§ Given task
Repeat the full listing, word for word.
◇ ◇ ◇ ◇ ◇ ◇ ◇
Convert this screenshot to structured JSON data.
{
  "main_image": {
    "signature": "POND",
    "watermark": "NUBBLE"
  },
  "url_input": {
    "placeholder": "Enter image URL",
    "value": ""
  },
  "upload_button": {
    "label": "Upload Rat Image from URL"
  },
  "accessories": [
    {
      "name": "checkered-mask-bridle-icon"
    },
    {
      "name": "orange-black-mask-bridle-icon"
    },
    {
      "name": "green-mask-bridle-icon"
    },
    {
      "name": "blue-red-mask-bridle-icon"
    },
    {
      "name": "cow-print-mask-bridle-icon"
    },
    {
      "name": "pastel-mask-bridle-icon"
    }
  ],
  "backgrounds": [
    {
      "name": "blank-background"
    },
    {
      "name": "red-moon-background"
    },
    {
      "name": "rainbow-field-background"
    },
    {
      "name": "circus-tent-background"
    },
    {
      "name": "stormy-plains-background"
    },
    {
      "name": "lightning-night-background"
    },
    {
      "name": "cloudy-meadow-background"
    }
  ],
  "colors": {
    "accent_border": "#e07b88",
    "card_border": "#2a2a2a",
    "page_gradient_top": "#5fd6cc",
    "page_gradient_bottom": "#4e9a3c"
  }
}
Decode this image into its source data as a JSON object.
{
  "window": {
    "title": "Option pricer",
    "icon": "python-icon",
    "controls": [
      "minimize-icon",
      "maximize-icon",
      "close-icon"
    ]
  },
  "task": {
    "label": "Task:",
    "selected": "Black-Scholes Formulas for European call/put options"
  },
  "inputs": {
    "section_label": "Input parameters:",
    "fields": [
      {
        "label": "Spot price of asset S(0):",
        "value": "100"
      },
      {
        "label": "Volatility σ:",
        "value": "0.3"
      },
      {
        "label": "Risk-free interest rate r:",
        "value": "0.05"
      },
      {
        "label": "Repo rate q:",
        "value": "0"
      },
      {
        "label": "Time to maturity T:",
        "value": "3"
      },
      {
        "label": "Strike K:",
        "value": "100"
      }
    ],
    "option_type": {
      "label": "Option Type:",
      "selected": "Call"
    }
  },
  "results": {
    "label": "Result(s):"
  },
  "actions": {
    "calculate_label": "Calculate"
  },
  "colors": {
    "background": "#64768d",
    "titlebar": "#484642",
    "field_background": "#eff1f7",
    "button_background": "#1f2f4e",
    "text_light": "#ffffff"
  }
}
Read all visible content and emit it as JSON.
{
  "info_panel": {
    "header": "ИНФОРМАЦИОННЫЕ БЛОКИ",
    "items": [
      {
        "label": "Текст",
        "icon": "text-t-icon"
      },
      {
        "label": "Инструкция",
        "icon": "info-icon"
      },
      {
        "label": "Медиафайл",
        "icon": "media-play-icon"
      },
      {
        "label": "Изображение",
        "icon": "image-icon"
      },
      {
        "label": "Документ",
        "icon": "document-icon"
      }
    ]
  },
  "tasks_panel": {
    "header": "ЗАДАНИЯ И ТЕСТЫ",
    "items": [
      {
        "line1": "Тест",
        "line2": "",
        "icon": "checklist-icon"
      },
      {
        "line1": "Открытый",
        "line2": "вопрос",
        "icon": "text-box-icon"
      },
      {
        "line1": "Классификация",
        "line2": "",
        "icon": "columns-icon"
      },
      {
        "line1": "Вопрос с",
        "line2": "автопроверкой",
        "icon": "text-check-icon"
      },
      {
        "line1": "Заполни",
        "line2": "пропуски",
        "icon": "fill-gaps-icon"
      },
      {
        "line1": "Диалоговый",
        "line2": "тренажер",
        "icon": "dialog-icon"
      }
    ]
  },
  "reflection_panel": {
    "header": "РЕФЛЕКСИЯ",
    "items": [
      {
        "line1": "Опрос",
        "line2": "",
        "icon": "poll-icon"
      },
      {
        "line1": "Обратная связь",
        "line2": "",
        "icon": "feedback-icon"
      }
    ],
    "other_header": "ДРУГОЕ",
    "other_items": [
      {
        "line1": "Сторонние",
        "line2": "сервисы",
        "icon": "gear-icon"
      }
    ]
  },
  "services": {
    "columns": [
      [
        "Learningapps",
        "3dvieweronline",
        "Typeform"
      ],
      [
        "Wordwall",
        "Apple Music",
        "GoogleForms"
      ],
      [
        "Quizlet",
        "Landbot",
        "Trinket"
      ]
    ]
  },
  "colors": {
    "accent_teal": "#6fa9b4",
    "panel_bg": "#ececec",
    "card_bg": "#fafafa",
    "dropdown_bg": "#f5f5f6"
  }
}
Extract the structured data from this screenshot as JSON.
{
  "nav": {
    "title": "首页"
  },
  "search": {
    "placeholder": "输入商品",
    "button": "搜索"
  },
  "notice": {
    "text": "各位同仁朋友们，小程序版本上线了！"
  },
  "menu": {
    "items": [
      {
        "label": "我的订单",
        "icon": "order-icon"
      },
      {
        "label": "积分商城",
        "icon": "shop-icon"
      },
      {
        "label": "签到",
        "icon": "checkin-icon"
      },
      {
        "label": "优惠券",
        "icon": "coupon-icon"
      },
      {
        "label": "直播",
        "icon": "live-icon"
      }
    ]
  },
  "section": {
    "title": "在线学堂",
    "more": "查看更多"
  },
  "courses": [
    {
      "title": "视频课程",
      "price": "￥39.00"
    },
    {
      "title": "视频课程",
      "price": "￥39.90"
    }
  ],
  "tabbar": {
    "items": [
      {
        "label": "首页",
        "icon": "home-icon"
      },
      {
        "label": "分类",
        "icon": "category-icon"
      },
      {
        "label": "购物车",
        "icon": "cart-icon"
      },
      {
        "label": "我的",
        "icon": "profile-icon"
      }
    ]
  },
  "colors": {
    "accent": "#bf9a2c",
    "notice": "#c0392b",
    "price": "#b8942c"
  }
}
◇ ◇ ◇ ◇ ◇ ◇ ◇
§ Answer
Convert this screenshot to structured JSON data.
{
  "main_image": {
    "signature": "POND",
    "watermark": "NUBBLE"
  },
  "url_input": {
    "placeholder": "Enter image URL",
    "value": ""
  },
  "upload_button": {
    "label": "Upload Rat Image from URL"
  },
  "accessories": [
    {
      "name": "checkered-mask-bridle-icon"
    },
    {
      "name": "orange-black-mask-bridle-icon"
    },
    {
      "name": "green-mask-bridle-icon"
    },
    {
      "name": "blue-red-mask-bridle-icon"
    },
    {
      "name": "cow-print-mask-bridle-icon"
    },
    {
      "name": "pastel-mask-bridle-icon"
    }
  ],
  "backgrounds": [
    {
      "name": "blank-background"
    },
    {
      "name": "red-moon-background"
    },
    {
      "name": "rainbow-field-background"
    },
    {
      "name": "circus-tent-background"
    },
    {
      "name": "stormy-plains-background"
    },
    {
      "name": "lightning-night-background"
    },
    {
      "name": "cloudy-meadow-background"
    }
  ],
  "colors": {
    "accent_border": "#e07b88",
    "card_border": "#2a2a2a",
    "page_gradient_top": "#5fd6cc",
    "page_gradient_bottom": "#4e9a3c"
  }
}
Decode this image into its source data as a JSON object.
{
  "window": {
    "title": "Option pricer",
    "icon": "python-icon",
    "controls": [
      "minimize-icon",
      "maximize-icon",
      "close-icon"
    ]
  },
  "task": {
    "label": "Task:",
    "selected": "Black-Scholes Formulas for European call/put options"
  },
  "inputs": {
    "section_label": "Input parameters:",
    "fields": [
      {
        "label": "Spot price of asset S(0):",
        "value": "100"
      },
      {
        "label": "Volatility σ:",
        "value": "0.3"
      },
      {
        "label": "Risk-free interest rate r:",
        "value": "0.05"
      },
      {
        "label": "Repo rate q:",
        "value": "0"
      },
      {
        "label": "Time to maturity T:",
        "value": "3"
      },
      {
        "label": "Strike K:",
        "value": "100"
      }
    ],
    "option_type": {
      "label": "Option Type:",
      "selected": "Call"
    }
  },
  "results": {
    "label": "Result(s):"
  },
  "actions": {
    "calculate_label": "Calculate"
  },
  "colors": {
    "background": "#64768d",
    "titlebar": "#484642",
    "field_background": "#eff1f7",
    "button_background": "#1f2f4e",
    "text_light": "#ffffff"
  }
}
Read all visible content and emit it as JSON.
{
  "info_panel": {
    "header": "ИНФОРМАЦИОННЫЕ БЛОКИ",
    "items": [
      {
        "label": "Текст",
        "icon": "text-t-icon"
      },
      {
        "label": "Инструкция",
        "icon": "info-icon"
      },
      {
        "label": "Медиафайл",
        "icon": "media-play-icon"
      },
      {
        "label": "Изображение",
        "icon": "image-icon"
      },
      {
        "label": "Документ",
        "icon": "document-icon"
      }
    ]
  },
  "tasks_panel": {
    "header": "ЗАДАНИЯ И ТЕСТЫ",
    "items": [
      {
        "line1": "Тест",
        "line2": "",
        "icon": "checklist-icon"
      },
      {
        "line1": "Открытый",
        "line2": "вопрос",
        "icon": "text-box-icon"
      },
      {
        "line1": "Классификация",
        "line2": "",
        "icon": "columns-icon"
      },
      {
        "line1": "Вопрос с",
        "line2": "автопроверкой",
        "icon": "text-check-icon"
      },
      {
        "line1": "Заполни",
        "line2": "пропуски",
        "icon": "fill-gaps-icon"
      },
      {
        "line1": "Диалоговый",
        "line2": "тренажер",
        "icon": "dialog-icon"
      }
    ]
  },
  "reflection_panel": {
    "header": "РЕФЛЕКСИЯ",
    "items": [
      {
        "line1": "Опрос",
        "line2": "",
        "icon": "poll-icon"
      },
      {
        "line1": "Обратная связь",
        "line2": "",
        "icon": "feedback-icon"
      }
    ],
    "other_header": "ДРУГОЕ",
    "other_items": [
      {
        "line1": "Сторонние",
        "line2": "сервисы",
        "icon": "gear-icon"
      }
    ]
  },
  "services": {
    "columns": [
      [
        "Learningapps",
        "3dvieweronline",
        "Typeform"
      ],
      [
        "Wordwall",
        "Apple Music",
        "GoogleForms"
      ],
      [
        "Quizlet",
        "Landbot",
        "Trinket"
      ]
    ]
  },
  "colors": {
    "accent_teal": "#6fa9b4",
    "panel_bg": "#ececec",
    "card_bg": "#fafafa",
    "dropdown_bg": "#f5f5f6"
  }
}
Extract the structured data from this screenshot as JSON.
{
  "nav": {
    "title": "首页"
  },
  "search": {
    "placeholder": "输入商品",
    "button": "搜索"
  },
  "notice": {
    "text": "各位同仁朋友们，小程序版本上线了！"
  },
  "menu": {
    "items": [
      {
        "label": "我的订单",
        "icon": "order-icon"
      },
      {
        "label": "积分商城",
        "icon": "shop-icon"
      },
      {
        "label": "签到",
        "icon": "checkin-icon"
      },
      {
        "label": "优惠券",
        "icon": "coupon-icon"
      },
      {
        "label": "直播",
        "icon": "live-icon"
      }
    ]
  },
  "section": {
    "title": "在线学堂",
    "more": "查看更多"
  },
  "courses": [
    {
      "title": "视频课程",
      "price": "￥39.00"
    },
    {
      "title": "视频课程",
      "price": "￥39.90"
    }
  ],
  "tabbar": {
    "items": [
      {
        "label": "首页",
        "icon": "home-icon"
      },
      {
        "label": "分类",
        "icon": "category-icon"
      },
      {
        "label": "购物车",
        "icon": "cart-icon"
      },
      {
        "label": "我的",
        "icon": "profile-icon"
      }
    ]
  },
  "colors": {
    "accent": "#bf9a2c",
    "notice": "#c0392b",
    "price": "#b8942c"
  }
}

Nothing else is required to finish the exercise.